Figure record extracts:
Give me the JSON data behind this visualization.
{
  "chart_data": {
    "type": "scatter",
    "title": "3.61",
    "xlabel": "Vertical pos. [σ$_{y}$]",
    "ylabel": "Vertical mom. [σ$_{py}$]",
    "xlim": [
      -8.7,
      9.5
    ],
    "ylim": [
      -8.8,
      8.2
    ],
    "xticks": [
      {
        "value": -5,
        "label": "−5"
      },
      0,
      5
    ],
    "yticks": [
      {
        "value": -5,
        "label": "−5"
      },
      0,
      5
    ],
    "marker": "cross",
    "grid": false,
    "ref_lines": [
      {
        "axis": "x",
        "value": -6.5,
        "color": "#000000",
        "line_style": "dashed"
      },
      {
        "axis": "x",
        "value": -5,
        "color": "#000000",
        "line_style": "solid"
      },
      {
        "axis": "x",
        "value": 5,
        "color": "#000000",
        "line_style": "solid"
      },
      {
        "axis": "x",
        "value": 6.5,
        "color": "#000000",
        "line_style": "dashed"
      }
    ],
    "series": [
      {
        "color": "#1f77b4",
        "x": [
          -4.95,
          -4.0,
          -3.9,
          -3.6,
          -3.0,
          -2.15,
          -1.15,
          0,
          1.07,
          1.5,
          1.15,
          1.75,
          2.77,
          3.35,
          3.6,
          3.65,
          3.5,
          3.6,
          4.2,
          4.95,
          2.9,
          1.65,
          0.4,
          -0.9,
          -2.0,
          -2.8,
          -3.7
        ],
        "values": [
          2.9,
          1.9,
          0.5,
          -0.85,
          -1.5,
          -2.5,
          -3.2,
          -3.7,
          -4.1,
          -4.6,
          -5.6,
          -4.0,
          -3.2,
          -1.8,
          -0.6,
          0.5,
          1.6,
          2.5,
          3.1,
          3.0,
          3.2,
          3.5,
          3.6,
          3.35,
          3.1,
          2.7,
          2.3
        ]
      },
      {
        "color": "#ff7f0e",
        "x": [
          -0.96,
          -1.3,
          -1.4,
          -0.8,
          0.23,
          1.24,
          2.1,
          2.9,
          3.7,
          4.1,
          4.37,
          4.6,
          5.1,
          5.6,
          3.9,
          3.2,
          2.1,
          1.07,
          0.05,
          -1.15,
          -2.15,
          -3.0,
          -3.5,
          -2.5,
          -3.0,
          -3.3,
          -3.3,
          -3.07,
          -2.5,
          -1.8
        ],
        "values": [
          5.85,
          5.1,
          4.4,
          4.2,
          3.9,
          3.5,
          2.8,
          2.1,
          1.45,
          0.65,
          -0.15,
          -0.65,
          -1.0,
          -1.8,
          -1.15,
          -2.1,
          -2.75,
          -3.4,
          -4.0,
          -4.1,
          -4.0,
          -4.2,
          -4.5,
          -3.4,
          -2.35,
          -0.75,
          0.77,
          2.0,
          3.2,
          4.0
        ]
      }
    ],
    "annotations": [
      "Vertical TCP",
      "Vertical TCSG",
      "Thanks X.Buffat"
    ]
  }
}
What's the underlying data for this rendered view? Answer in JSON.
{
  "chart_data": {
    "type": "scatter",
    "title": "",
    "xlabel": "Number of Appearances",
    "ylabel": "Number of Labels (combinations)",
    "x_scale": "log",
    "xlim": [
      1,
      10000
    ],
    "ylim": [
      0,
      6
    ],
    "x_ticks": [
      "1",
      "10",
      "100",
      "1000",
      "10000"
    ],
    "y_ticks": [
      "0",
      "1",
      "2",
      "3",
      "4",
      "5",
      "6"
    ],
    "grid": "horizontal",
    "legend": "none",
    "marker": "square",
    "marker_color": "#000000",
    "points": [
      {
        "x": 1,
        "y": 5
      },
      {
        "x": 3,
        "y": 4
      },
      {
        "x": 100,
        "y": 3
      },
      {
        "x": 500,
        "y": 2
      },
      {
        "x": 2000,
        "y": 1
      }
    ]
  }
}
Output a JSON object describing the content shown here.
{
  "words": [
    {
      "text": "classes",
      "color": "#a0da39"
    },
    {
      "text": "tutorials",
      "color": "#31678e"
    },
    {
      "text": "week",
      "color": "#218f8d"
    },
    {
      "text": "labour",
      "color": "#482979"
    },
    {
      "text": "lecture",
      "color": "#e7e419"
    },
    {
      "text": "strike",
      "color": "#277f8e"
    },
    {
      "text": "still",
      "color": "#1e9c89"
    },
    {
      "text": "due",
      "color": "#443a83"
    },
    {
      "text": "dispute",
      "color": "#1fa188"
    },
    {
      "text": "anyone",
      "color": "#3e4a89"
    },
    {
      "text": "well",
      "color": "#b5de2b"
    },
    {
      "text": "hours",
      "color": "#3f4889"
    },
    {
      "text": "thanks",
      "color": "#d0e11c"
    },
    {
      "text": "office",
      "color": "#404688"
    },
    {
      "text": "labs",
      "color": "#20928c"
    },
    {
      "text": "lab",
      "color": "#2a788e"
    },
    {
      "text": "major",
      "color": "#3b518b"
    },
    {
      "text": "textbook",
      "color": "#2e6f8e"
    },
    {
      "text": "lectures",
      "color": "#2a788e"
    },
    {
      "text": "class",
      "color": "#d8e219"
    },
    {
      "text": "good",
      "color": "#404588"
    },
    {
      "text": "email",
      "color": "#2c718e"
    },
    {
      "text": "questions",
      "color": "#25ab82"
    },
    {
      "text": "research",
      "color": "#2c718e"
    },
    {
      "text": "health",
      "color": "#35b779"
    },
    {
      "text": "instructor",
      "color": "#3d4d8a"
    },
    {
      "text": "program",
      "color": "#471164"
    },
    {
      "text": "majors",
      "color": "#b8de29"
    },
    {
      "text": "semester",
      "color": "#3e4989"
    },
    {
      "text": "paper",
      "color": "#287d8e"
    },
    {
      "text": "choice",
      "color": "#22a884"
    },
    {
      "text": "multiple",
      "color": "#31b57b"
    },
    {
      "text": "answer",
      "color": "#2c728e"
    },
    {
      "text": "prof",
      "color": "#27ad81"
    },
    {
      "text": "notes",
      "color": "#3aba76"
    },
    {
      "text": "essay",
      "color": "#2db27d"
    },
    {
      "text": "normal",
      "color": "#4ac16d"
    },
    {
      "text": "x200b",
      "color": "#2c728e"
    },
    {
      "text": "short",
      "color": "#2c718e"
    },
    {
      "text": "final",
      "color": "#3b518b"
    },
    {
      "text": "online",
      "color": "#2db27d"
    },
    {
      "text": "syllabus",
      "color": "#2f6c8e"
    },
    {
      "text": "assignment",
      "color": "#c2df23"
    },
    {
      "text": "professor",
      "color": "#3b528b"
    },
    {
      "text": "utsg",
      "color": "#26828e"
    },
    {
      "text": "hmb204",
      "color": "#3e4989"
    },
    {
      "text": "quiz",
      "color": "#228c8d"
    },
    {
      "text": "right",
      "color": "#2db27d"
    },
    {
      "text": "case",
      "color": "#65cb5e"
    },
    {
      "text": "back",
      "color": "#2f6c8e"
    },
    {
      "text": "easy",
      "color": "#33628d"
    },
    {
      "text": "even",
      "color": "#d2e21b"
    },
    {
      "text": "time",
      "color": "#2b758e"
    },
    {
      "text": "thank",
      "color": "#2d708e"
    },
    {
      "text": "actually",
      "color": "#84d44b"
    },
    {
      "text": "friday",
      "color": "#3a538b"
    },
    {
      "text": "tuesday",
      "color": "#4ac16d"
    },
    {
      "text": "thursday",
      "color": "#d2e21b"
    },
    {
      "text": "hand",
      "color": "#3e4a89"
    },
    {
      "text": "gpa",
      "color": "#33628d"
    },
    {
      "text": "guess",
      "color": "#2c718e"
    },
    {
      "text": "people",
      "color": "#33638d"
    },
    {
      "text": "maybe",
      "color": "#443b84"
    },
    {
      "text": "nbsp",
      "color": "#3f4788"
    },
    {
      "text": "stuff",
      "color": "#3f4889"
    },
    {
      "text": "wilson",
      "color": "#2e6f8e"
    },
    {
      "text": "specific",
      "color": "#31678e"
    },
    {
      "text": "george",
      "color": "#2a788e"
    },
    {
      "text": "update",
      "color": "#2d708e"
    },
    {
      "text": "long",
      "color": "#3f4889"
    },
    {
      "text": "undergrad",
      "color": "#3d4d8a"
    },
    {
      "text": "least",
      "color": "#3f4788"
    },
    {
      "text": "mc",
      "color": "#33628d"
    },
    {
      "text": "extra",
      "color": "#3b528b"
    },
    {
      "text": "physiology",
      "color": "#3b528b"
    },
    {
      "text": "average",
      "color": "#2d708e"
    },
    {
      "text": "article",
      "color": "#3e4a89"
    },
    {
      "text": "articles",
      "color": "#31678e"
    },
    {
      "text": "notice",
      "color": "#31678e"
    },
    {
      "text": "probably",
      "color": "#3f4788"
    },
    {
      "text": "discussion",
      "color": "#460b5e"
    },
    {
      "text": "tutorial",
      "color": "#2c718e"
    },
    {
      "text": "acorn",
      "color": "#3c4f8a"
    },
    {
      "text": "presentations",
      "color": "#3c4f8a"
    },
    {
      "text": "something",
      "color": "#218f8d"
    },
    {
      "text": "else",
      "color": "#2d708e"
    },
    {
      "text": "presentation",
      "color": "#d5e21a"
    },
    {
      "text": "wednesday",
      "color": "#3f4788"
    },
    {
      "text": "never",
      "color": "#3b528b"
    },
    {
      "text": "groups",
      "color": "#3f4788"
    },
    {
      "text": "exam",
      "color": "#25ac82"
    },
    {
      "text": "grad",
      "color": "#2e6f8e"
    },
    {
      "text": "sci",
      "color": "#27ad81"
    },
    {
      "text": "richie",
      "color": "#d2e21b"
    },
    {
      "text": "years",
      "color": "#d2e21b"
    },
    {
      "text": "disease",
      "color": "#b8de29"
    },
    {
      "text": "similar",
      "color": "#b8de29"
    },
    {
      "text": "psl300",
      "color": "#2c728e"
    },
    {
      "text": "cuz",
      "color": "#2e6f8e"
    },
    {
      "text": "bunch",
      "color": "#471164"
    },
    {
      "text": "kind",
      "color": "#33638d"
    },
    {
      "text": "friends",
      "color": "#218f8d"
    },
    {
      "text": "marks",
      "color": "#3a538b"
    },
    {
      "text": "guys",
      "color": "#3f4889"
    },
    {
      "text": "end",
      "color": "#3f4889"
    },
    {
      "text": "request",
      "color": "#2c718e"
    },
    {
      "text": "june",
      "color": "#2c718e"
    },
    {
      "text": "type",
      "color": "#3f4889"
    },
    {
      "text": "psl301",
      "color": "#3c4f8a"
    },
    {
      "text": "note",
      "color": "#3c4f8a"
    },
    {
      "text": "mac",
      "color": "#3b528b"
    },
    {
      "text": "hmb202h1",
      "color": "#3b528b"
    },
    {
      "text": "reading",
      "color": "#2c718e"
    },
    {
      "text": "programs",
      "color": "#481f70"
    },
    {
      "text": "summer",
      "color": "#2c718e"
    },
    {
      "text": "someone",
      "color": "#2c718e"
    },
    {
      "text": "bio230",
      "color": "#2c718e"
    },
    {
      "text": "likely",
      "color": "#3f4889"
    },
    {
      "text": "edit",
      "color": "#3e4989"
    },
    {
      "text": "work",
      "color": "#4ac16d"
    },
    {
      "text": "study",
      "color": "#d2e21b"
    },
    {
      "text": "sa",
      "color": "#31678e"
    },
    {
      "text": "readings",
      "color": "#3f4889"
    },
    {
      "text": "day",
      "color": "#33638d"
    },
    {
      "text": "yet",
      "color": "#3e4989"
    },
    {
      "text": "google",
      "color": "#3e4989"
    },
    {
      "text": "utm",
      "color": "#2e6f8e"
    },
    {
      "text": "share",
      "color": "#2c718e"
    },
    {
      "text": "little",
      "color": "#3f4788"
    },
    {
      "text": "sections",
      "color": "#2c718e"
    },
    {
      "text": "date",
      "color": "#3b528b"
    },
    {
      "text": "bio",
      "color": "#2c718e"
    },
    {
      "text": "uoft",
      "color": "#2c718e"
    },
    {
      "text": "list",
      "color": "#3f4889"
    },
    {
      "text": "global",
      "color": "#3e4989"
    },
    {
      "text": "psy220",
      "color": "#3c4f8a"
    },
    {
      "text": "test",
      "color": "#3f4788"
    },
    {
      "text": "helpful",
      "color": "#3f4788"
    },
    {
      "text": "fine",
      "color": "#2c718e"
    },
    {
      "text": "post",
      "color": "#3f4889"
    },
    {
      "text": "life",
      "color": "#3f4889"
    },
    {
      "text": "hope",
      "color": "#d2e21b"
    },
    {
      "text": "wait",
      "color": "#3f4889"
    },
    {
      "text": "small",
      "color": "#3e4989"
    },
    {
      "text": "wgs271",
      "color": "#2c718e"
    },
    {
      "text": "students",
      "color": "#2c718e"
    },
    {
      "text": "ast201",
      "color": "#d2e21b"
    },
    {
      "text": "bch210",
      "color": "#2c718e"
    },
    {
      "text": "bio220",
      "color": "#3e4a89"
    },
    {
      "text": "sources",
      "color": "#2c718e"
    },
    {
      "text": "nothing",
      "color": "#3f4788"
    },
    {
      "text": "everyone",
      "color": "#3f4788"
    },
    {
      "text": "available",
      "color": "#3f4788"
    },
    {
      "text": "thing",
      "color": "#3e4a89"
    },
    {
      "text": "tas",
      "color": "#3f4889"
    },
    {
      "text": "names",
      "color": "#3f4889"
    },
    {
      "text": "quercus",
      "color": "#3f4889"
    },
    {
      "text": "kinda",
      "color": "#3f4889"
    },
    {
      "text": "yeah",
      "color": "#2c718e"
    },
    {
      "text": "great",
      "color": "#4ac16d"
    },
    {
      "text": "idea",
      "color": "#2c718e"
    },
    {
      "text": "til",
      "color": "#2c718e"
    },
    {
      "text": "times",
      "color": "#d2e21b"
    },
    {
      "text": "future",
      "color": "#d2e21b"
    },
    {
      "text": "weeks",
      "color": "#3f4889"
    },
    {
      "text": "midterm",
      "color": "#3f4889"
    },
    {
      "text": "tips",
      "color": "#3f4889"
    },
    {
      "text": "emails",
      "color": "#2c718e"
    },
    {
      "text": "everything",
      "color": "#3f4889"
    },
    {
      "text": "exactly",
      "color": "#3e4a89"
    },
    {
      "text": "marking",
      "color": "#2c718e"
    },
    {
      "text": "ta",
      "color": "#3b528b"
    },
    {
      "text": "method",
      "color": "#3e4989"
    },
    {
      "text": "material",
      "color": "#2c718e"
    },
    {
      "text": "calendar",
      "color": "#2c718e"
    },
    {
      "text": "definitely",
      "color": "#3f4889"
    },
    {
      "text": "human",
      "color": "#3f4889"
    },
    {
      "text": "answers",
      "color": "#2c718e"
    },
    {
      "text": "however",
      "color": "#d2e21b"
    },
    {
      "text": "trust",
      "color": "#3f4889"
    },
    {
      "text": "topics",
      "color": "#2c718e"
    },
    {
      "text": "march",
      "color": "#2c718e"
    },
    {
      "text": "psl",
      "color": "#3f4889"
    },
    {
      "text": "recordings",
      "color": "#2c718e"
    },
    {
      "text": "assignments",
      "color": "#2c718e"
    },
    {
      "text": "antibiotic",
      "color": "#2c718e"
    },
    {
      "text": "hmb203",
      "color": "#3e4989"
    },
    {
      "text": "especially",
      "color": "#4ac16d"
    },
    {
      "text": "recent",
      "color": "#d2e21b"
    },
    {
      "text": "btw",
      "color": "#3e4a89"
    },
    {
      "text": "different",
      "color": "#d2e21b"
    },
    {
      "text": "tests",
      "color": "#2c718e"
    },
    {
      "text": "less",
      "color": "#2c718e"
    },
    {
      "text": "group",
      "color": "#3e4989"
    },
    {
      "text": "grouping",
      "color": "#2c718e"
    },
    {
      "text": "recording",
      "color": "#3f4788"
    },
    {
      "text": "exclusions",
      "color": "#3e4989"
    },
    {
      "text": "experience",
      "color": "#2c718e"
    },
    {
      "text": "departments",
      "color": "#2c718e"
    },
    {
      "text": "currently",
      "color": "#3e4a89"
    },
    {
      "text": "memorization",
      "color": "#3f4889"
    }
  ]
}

Set task
Go through the material and copy out every line with "ylabel" in it.

Exercise output
    "ylabel": "Vertical mom. [σ$_{py}$]",
    "ylabel": "Number of Labels (combinations)",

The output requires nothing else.